*WRITTEN INSTRUCTION:*
All records should be reproduced verbatim.

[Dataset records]
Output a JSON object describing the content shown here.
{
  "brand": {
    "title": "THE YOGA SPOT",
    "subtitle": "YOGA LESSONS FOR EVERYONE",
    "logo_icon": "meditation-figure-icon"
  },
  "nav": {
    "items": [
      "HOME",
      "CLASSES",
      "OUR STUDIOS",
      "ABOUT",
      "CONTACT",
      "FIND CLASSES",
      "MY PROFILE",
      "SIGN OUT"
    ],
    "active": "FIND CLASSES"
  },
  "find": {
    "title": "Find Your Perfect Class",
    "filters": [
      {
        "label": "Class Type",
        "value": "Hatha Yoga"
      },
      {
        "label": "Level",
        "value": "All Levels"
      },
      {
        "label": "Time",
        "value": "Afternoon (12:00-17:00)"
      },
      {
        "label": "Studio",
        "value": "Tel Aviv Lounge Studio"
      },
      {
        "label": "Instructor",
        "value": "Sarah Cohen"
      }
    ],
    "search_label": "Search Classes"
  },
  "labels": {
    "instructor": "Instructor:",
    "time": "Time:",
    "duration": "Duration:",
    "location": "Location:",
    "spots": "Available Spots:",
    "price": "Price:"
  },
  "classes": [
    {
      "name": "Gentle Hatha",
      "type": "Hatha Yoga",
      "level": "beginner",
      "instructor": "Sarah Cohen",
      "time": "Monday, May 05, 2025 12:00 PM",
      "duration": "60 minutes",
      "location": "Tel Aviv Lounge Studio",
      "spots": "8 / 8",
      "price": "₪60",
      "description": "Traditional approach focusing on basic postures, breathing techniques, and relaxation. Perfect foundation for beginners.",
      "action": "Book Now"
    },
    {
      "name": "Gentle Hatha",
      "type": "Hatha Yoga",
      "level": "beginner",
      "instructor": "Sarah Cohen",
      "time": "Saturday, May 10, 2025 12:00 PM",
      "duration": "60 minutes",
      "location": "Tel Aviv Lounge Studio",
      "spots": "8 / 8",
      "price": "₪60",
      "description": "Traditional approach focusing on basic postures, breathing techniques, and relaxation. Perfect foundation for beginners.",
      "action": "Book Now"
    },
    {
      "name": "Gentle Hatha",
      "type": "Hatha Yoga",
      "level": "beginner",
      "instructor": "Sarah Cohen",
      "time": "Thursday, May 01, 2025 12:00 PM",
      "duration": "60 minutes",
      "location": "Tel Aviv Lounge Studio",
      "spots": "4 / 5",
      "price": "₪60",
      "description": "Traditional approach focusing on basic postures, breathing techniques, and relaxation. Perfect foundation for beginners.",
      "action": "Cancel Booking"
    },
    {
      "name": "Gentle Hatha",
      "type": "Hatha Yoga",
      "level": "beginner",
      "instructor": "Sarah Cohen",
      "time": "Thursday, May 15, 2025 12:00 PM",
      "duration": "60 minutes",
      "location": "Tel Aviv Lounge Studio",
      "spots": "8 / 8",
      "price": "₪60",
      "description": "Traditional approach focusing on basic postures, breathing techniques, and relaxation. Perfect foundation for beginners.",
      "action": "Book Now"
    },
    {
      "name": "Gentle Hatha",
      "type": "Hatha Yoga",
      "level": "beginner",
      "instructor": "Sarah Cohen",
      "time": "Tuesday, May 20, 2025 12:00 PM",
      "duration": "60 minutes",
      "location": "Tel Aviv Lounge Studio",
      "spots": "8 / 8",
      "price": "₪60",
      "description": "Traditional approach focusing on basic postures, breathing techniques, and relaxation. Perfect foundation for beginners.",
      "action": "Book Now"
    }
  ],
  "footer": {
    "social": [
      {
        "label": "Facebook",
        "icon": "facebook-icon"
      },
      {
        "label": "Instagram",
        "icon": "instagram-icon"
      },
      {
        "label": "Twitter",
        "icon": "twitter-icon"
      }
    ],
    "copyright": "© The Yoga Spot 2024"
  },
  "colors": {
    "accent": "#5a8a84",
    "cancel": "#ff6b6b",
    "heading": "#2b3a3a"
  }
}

*REPLY TO THE TASK:*
Output a JSON object describing the content shown here.
{
  "brand": {
    "title": "THE YOGA SPOT",
    "subtitle": "YOGA LESSONS FOR EVERYONE",
    "logo_icon": "meditation-figure-icon"
  },
  "nav": {
    "items": [
      "HOME",
      "CLASSES",
      "OUR STUDIOS",
      "ABOUT",
      "CONTACT",
      "FIND CLASSES",
      "MY PROFILE",
      "SIGN OUT"
    ],
    "active": "FIND CLASSES"
  },
  "find": {
    "title": "Find Your Perfect Class",
    "filters": [
      {
        "label": "Class Type",
        "value": "Hatha Yoga"
      },
      {
        "label": "Level",
        "value": "All Levels"
      },
      {
        "label": "Time",
        "value": "Afternoon (12:00-17:00)"
      },
      {
        "label": "Studio",
        "value": "Tel Aviv Lounge Studio"
      },
      {
        "label": "Instructor",
        "value": "Sarah Cohen"
      }
    ],
    "search_label": "Search Classes"
  },
  "labels": {
    "instructor": "Instructor:",
    "time": "Time:",
    "duration": "Duration:",
    "location": "Location:",
    "spots": "Available Spots:",
    "price": "Price:"
  },
  "classes": [
    {
      "name": "Gentle Hatha",
      "type": "Hatha Yoga",
      "level": "beginner",
      "instructor": "Sarah Cohen",
      "time": "Monday, May 05, 2025 12:00 PM",
      "duration": "60 minutes",
      "location": "Tel Aviv Lounge Studio",
      "spots": "8 / 8",
      "price": "₪60",
      "description": "Traditional approach focusing on basic postures, breathing techniques, and relaxation. Perfect foundation for beginners.",
      "action": "Book Now"
    },
    {
      "name": "Gentle Hatha",
      "type": "Hatha Yoga",
      "level": "beginner",
      "instructor": "Sarah Cohen",
      "time": "Saturday, May 10, 2025 12:00 PM",
      "duration": "60 minutes",
      "location": "Tel Aviv Lounge Studio",
      "spots": "8 / 8",
      "price": "₪60",
      "description": "Traditional approach focusing on basic postures, breathing techniques, and relaxation. Perfect foundation for beginners.",
      "action": "Book Now"
    },
    {
      "name": "Gentle Hatha",
      "type": "Hatha Yoga",
      "level": "beginner",
      "instructor": "Sarah Cohen",
      "time": "Thursday, May 01, 2025 12:00 PM",
      "duration": "60 minutes",
      "location": "Tel Aviv Lounge Studio",
      "spots": "4 / 5",
      "price": "₪60",
      "description": "Traditional approach focusing on basic postures, breathing techniques, and relaxation. Perfect foundation for beginners.",
      "action": "Cancel Booking"
    },
    {
      "name": "Gentle Hatha",
      "type": "Hatha Yoga",
      "level": "beginner",
      "instructor": "Sarah Cohen",
      "time": "Thursday, May 15, 2025 12:00 PM",
      "duration": "60 minutes",
      "location": "Tel Aviv Lounge Studio",
      "spots": "8 / 8",
      "price": "₪60",
      "description": "Traditional approach focusing on basic postures, breathing techniques, and relaxation. Perfect foundation for beginners.",
      "action": "Book Now"
    },
    {
      "name": "Gentle Hatha",
      "type": "Hatha Yoga",
      "level": "beginner",
      "instructor": "Sarah Cohen",
      "time": "Tuesday, May 20, 2025 12:00 PM",
      "duration": "60 minutes",
      "location": "Tel Aviv Lounge Studio",
      "spots": "8 / 8",
      "price": "₪60",
      "description": "Traditional approach focusing on basic postures, breathing techniques, and relaxation. Perfect foundation for beginners.",
      "action": "Book Now"
    }
  ],
  "footer": {
    "social": [
      {
        "label": "Facebook",
        "icon": "facebook-icon"
      },
      {
        "label": "Instagram",
        "icon": "instagram-icon"
      },
      {
        "label": "Twitter",
        "icon": "twitter-icon"
      }
    ],
    "copyright": "© The Yoga Spot 2024"
  },
  "colors": {
    "accent": "#5a8a84",
    "cancel": "#ff6b6b",
    "heading": "#2b3a3a"
  }
}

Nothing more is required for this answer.